■ Data to process ■
----------------------------------------
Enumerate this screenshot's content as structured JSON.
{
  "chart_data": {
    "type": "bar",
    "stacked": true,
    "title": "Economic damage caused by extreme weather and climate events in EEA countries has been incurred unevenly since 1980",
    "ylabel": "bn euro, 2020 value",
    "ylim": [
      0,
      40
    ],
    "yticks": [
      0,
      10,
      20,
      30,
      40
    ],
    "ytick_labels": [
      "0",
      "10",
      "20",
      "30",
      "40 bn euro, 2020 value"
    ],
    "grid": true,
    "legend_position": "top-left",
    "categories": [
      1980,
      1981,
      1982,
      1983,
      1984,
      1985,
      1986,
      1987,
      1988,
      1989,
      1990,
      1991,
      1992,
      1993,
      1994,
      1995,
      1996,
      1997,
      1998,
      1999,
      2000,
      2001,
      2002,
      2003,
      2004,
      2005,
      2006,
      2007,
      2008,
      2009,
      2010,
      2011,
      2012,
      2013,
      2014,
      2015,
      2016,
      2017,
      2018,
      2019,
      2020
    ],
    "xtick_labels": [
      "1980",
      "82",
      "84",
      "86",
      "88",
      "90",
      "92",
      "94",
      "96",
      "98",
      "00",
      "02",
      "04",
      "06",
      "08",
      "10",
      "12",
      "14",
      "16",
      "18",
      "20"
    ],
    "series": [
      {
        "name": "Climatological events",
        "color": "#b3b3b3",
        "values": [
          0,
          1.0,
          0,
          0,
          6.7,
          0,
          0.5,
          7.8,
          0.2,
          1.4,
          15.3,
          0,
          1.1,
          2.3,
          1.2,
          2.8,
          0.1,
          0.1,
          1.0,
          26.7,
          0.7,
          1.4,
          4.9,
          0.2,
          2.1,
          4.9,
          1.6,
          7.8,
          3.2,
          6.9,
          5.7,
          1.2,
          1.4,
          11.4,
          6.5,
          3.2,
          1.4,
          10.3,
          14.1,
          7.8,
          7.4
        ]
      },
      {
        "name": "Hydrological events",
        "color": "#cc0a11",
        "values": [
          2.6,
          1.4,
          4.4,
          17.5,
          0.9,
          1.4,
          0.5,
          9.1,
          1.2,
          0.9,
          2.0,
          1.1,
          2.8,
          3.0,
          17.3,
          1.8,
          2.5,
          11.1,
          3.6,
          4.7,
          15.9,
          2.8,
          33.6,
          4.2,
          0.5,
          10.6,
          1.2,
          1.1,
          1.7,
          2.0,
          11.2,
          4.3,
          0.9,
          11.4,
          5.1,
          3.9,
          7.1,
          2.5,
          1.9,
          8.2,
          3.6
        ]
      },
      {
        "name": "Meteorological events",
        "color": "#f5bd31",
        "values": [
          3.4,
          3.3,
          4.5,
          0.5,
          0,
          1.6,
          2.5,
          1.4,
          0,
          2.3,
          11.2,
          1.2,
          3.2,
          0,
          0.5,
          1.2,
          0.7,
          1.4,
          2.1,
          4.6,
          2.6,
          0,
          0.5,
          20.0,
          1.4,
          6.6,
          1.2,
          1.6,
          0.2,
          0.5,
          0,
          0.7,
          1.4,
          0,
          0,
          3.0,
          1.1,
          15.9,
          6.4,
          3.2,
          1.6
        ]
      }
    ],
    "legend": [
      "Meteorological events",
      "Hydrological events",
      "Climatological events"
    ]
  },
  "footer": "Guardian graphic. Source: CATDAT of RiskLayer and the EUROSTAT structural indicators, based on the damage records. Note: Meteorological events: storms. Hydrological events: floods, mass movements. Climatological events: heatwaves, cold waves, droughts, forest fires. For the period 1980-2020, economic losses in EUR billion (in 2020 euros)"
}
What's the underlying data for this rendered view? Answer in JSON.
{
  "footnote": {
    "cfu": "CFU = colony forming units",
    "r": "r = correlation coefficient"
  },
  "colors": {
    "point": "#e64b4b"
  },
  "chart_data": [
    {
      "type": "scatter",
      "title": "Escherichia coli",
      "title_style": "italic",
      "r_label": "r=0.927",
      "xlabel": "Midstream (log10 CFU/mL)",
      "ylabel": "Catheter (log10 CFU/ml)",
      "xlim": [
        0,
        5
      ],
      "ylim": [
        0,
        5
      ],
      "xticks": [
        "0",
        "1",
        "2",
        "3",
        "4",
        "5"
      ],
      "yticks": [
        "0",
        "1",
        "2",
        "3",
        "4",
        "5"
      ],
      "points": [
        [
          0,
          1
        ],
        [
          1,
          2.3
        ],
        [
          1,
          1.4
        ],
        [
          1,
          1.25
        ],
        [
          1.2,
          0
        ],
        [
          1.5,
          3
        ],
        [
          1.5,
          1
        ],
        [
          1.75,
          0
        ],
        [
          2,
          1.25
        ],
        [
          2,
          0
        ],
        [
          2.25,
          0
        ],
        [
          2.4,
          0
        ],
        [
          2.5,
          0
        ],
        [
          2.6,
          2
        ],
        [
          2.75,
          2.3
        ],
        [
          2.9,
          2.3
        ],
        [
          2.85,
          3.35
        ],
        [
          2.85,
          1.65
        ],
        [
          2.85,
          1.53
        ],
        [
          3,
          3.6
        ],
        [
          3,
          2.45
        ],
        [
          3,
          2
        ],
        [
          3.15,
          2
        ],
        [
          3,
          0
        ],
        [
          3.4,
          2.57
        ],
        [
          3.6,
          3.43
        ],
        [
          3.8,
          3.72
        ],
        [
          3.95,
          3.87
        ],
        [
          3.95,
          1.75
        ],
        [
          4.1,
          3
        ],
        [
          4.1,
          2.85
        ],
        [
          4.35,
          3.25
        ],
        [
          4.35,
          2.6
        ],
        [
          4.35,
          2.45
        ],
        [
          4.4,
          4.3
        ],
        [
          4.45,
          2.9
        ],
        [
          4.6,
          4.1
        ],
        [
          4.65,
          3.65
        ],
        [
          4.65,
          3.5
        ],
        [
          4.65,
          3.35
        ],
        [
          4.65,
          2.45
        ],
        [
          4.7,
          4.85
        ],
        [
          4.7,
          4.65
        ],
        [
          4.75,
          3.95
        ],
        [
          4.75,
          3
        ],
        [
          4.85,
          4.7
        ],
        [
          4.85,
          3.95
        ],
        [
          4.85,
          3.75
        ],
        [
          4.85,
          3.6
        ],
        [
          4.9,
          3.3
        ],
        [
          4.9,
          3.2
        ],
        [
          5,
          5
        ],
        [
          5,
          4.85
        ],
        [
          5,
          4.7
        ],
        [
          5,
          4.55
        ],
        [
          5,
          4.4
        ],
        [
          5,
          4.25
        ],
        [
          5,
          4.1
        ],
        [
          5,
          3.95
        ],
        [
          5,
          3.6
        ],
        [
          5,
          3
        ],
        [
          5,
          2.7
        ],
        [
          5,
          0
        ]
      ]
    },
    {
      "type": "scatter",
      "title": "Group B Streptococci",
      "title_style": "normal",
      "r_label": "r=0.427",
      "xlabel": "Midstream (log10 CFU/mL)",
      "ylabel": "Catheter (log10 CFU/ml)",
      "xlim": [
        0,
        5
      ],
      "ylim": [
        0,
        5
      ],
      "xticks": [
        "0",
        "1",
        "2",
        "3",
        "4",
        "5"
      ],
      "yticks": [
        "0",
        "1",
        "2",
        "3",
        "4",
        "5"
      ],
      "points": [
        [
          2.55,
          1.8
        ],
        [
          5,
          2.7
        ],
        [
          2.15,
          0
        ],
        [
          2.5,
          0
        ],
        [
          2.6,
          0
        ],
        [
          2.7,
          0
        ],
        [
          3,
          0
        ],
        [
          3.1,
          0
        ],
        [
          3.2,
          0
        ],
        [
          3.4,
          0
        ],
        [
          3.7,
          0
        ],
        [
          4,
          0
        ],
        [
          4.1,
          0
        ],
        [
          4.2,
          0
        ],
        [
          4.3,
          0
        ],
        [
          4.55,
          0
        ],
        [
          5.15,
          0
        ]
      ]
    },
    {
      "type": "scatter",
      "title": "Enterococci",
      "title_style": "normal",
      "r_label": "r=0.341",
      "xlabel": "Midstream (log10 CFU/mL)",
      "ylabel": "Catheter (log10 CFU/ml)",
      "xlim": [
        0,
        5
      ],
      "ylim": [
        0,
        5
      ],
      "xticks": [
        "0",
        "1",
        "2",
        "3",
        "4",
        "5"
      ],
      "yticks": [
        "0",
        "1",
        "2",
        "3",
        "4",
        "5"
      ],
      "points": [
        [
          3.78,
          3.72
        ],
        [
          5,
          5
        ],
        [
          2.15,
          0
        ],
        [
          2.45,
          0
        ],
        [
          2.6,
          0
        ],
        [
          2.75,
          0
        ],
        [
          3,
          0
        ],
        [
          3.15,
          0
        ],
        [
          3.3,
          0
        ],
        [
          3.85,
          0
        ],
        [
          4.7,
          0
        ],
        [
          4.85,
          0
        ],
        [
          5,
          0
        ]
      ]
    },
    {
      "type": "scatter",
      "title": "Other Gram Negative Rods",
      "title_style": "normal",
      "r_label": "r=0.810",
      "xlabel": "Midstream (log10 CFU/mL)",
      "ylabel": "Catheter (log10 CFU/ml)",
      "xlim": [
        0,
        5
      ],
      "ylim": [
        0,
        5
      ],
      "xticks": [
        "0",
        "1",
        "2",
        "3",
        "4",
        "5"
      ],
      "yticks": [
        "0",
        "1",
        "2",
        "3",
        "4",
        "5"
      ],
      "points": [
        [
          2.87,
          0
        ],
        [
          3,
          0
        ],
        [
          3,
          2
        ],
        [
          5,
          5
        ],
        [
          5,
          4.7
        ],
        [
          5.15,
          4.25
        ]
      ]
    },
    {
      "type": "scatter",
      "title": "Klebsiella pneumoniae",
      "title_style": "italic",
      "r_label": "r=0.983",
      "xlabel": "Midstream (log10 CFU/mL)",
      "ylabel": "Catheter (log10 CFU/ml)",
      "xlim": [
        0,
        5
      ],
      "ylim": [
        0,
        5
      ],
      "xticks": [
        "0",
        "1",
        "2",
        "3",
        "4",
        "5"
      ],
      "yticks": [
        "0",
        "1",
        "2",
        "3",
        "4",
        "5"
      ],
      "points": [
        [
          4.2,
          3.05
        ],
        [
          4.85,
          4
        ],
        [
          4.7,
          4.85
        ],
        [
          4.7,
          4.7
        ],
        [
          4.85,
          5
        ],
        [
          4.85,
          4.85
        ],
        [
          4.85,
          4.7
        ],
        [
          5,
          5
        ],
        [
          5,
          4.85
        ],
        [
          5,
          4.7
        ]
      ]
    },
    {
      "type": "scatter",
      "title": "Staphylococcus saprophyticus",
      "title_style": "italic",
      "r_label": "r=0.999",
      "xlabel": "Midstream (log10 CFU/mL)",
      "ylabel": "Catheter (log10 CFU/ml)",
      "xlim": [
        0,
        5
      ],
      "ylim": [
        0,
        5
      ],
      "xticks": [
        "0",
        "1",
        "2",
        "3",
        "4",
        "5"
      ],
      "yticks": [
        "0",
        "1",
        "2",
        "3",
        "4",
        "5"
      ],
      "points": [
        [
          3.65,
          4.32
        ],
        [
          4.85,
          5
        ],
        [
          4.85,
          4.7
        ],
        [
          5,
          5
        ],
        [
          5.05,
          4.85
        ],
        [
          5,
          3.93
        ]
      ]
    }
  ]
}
----------------------------------------
■ Instructions for the task ■
Output nothing but the number of lines in the data containing the string "damage".

■ Response for this exercise ■
2